■ **INPUT DATA**
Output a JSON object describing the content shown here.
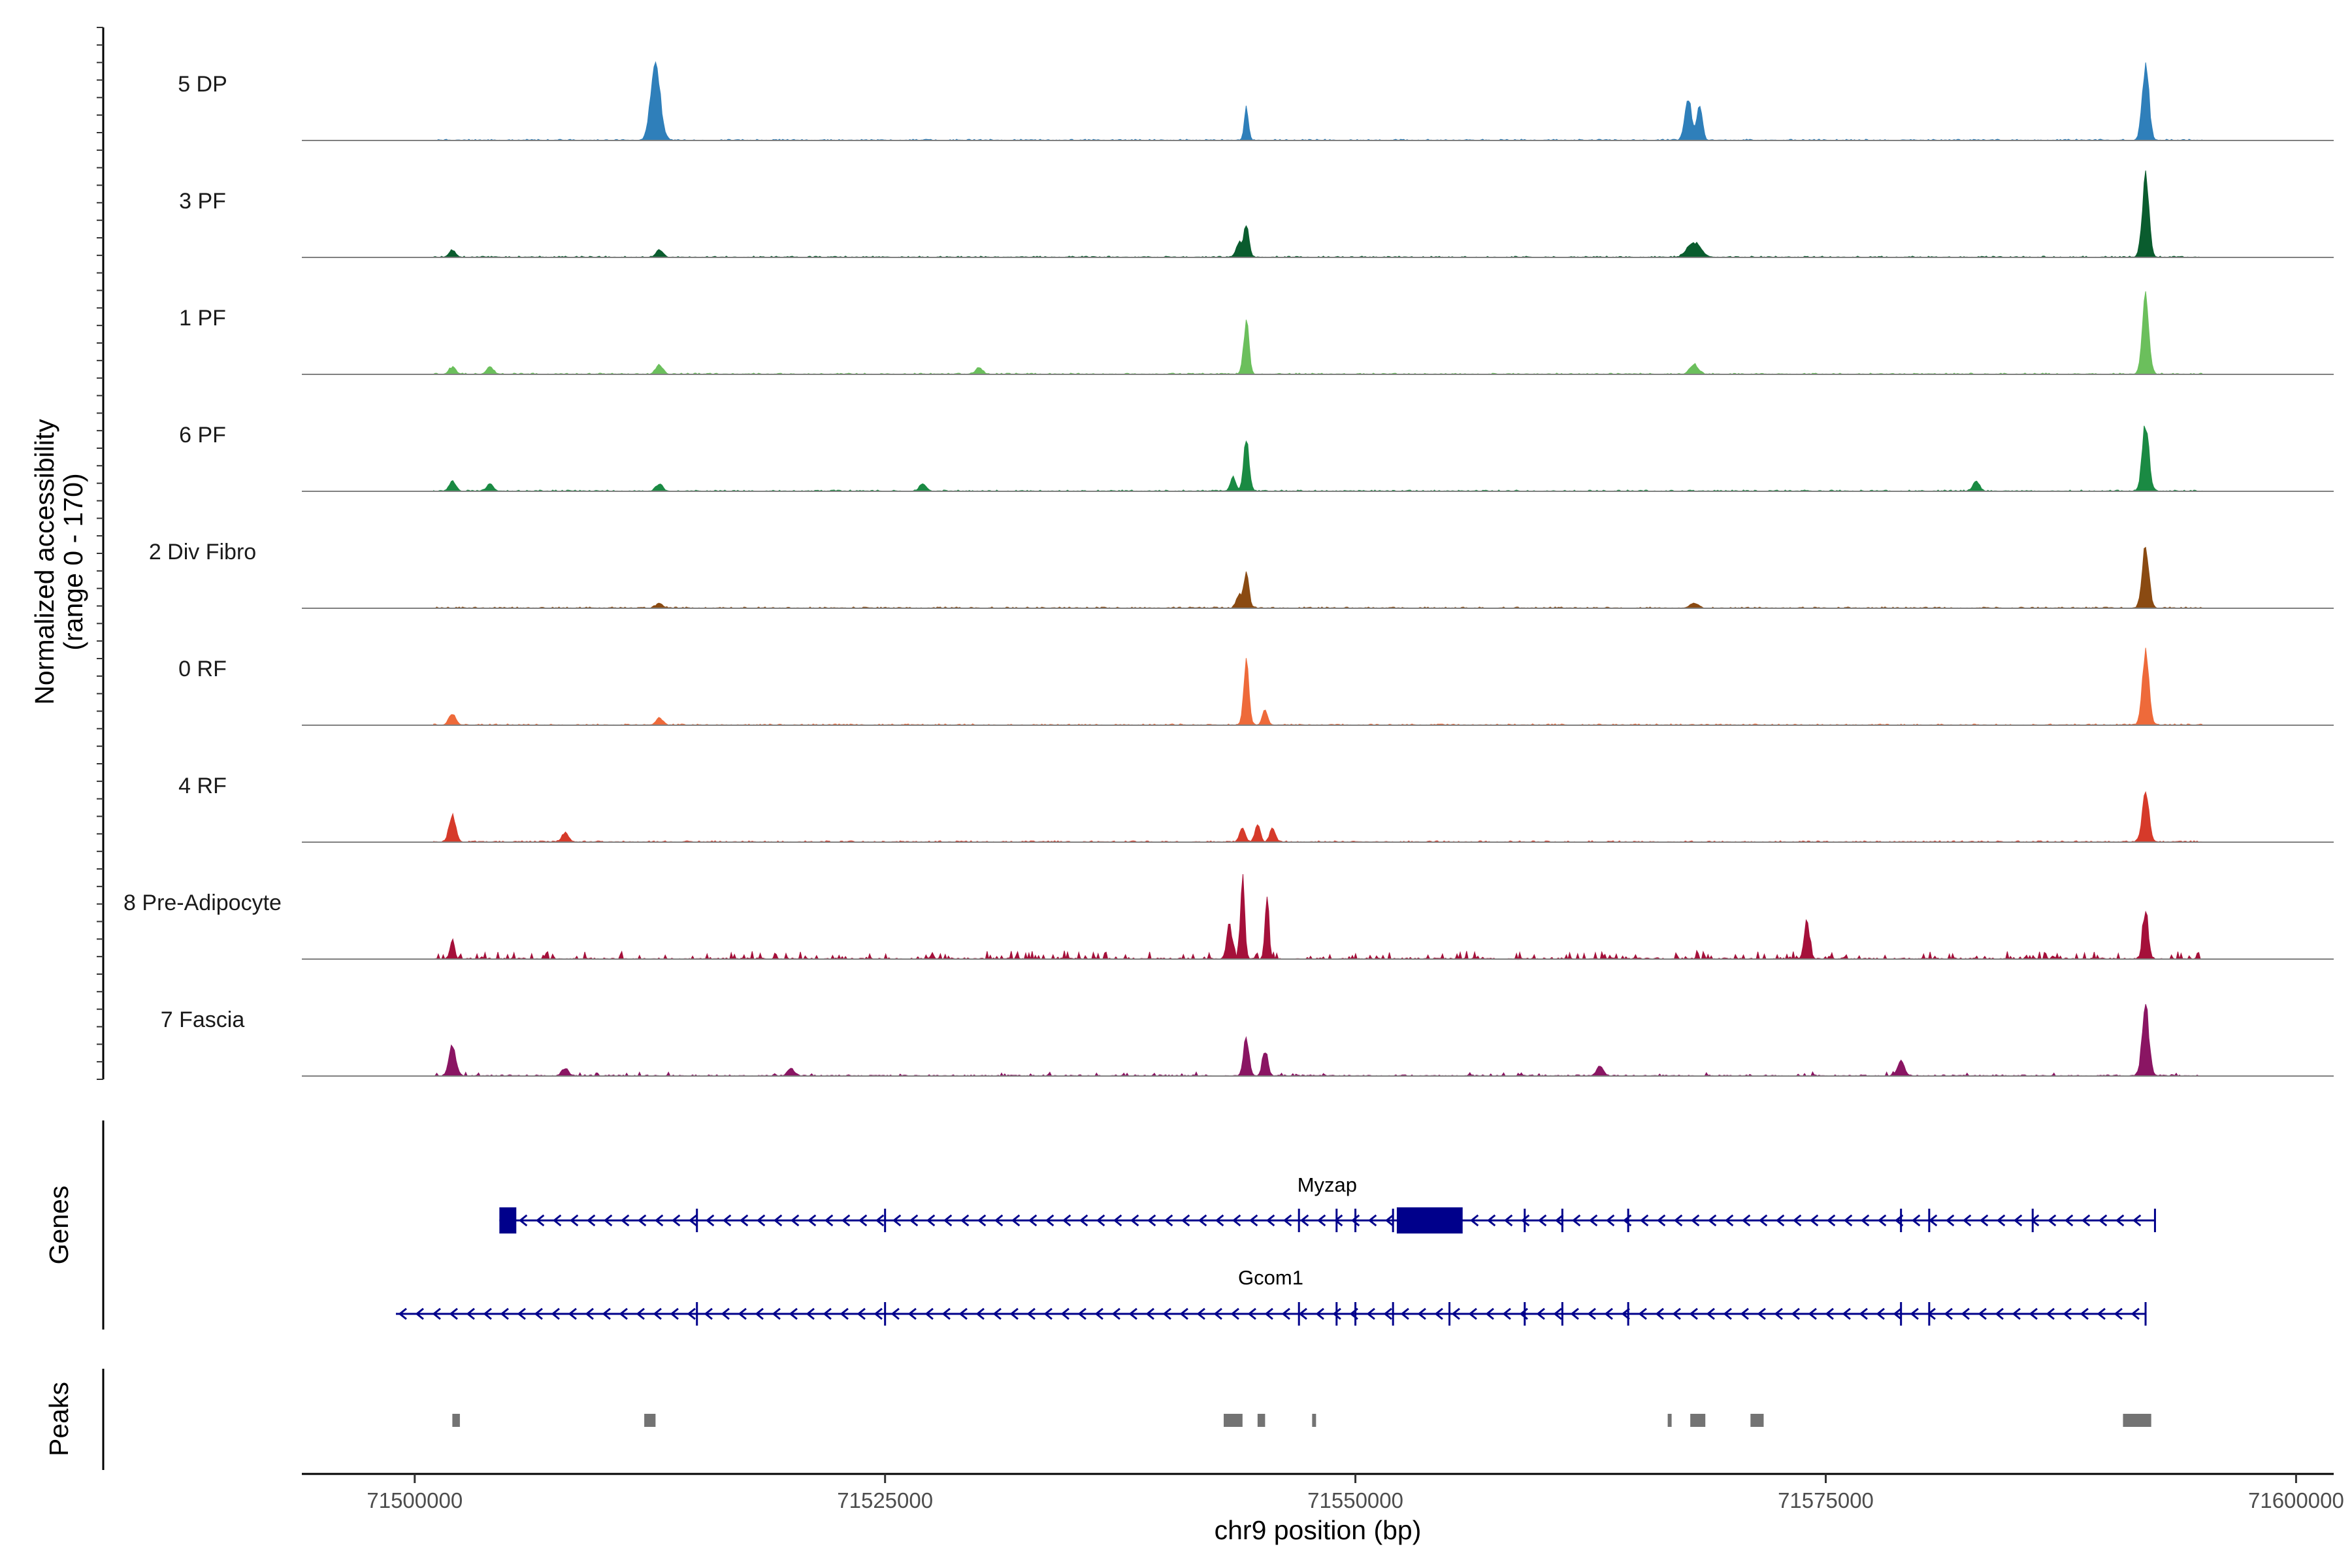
{
  "chart_data": {
    "type": "genome-track",
    "region": {
      "chrom": "chr9",
      "start": 71494000,
      "end": 71602000
    },
    "xlabel": "chr9 position (bp)",
    "x_ticks": [
      71500000,
      71525000,
      71550000,
      71575000,
      71600000
    ],
    "x_tick_labels": [
      "71500000",
      "71525000",
      "71550000",
      "71575000",
      "71600000"
    ],
    "ylabel_line1": "Normalized accessibility",
    "ylabel_line2": "(range 0 - 170)",
    "ylim": [
      0,
      170
    ],
    "genes_label": "Genes",
    "peaks_label": "Peaks",
    "tracks": [
      {
        "name": "5 DP",
        "color": "#2f7fba",
        "peaks": [
          [
            71512800,
            160,
            350
          ],
          [
            71544200,
            70,
            150
          ],
          [
            71567700,
            85,
            250
          ],
          [
            71568300,
            80,
            200
          ],
          [
            71592000,
            160,
            250
          ]
        ]
      },
      {
        "name": "3 PF",
        "color": "#0a5c2e",
        "peaks": [
          [
            71502000,
            15,
            250
          ],
          [
            71513000,
            15,
            250
          ],
          [
            71544200,
            70,
            200
          ],
          [
            71543800,
            30,
            200
          ],
          [
            71568000,
            30,
            500
          ],
          [
            71592000,
            170,
            250
          ]
        ]
      },
      {
        "name": "1 PF",
        "color": "#6bbf5c",
        "peaks": [
          [
            71502000,
            15,
            250
          ],
          [
            71504000,
            15,
            250
          ],
          [
            71513000,
            20,
            250
          ],
          [
            71530000,
            15,
            250
          ],
          [
            71544200,
            110,
            200
          ],
          [
            71568000,
            20,
            300
          ],
          [
            71592000,
            160,
            250
          ]
        ]
      },
      {
        "name": "6 PF",
        "color": "#1a8a43",
        "peaks": [
          [
            71502000,
            20,
            250
          ],
          [
            71504000,
            15,
            250
          ],
          [
            71513000,
            15,
            250
          ],
          [
            71527000,
            15,
            250
          ],
          [
            71544200,
            110,
            200
          ],
          [
            71543500,
            30,
            200
          ],
          [
            71583000,
            20,
            250
          ],
          [
            71592000,
            140,
            250
          ]
        ]
      },
      {
        "name": "2 Div Fibro",
        "color": "#8a4a12",
        "peaks": [
          [
            71513000,
            10,
            250
          ],
          [
            71544200,
            70,
            200
          ],
          [
            71543800,
            25,
            200
          ],
          [
            71568000,
            10,
            300
          ],
          [
            71592000,
            130,
            250
          ]
        ]
      },
      {
        "name": "0 RF",
        "color": "#ee6a3a",
        "peaks": [
          [
            71502000,
            25,
            250
          ],
          [
            71513000,
            15,
            250
          ],
          [
            71544200,
            130,
            200
          ],
          [
            71545200,
            30,
            200
          ],
          [
            71592000,
            150,
            250
          ]
        ]
      },
      {
        "name": "4 RF",
        "color": "#d63a2a",
        "peaks": [
          [
            71502000,
            55,
            250
          ],
          [
            71508000,
            20,
            250
          ],
          [
            71544000,
            30,
            200
          ],
          [
            71544800,
            35,
            200
          ],
          [
            71545600,
            30,
            200
          ],
          [
            71592000,
            105,
            250
          ]
        ]
      },
      {
        "name": "8 Pre-Adipocyte",
        "color": "#a5103a",
        "peaks": [
          [
            71502000,
            40,
            150
          ],
          [
            71544000,
            170,
            150
          ],
          [
            71545300,
            120,
            150
          ],
          [
            71543300,
            70,
            200
          ],
          [
            71574000,
            80,
            200
          ],
          [
            71592000,
            100,
            200
          ]
        ]
      },
      {
        "name": "7 Fascia",
        "color": "#8a1563",
        "peaks": [
          [
            71502000,
            65,
            250
          ],
          [
            71508000,
            15,
            250
          ],
          [
            71520000,
            15,
            250
          ],
          [
            71544200,
            80,
            200
          ],
          [
            71545200,
            55,
            200
          ],
          [
            71563000,
            20,
            250
          ],
          [
            71579000,
            30,
            250
          ],
          [
            71592000,
            150,
            250
          ]
        ]
      }
    ],
    "genes": [
      {
        "name": "Myzap",
        "start": 71504500,
        "end": 71592500,
        "strand": "-",
        "thick_blocks": [
          [
            71504500,
            71505400
          ],
          [
            71552200,
            71555700
          ]
        ],
        "exons": [
          71515000,
          71525000,
          71547000,
          71549000,
          71550000,
          71552000,
          71559000,
          71561000,
          71564500,
          71579000,
          71580500,
          71586000,
          71592500
        ]
      },
      {
        "name": "Gcom1",
        "start": 71499000,
        "end": 71592000,
        "strand": "-",
        "thick_blocks": [],
        "exons": [
          71515000,
          71525000,
          71547000,
          71549000,
          71550000,
          71552000,
          71555000,
          71559000,
          71561000,
          71564500,
          71579000,
          71580500,
          71592000
        ]
      }
    ],
    "peak_regions": [
      [
        71502000,
        71502400
      ],
      [
        71512200,
        71512800
      ],
      [
        71543000,
        71544000
      ],
      [
        71544800,
        71545200
      ],
      [
        71547700,
        71547900
      ],
      [
        71566600,
        71566800
      ],
      [
        71567800,
        71568600
      ],
      [
        71571000,
        71571700
      ],
      [
        71590800,
        71592300
      ]
    ],
    "style": {
      "genes_color": "#00008b",
      "peaks_color": "#737373",
      "baseline_color": "#808080"
    }
  }
}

■ **TRY IT**
Report the number of lines in the records that hold "name" and write no other words.

■ **OUTPUT FOR THIS TASK**
11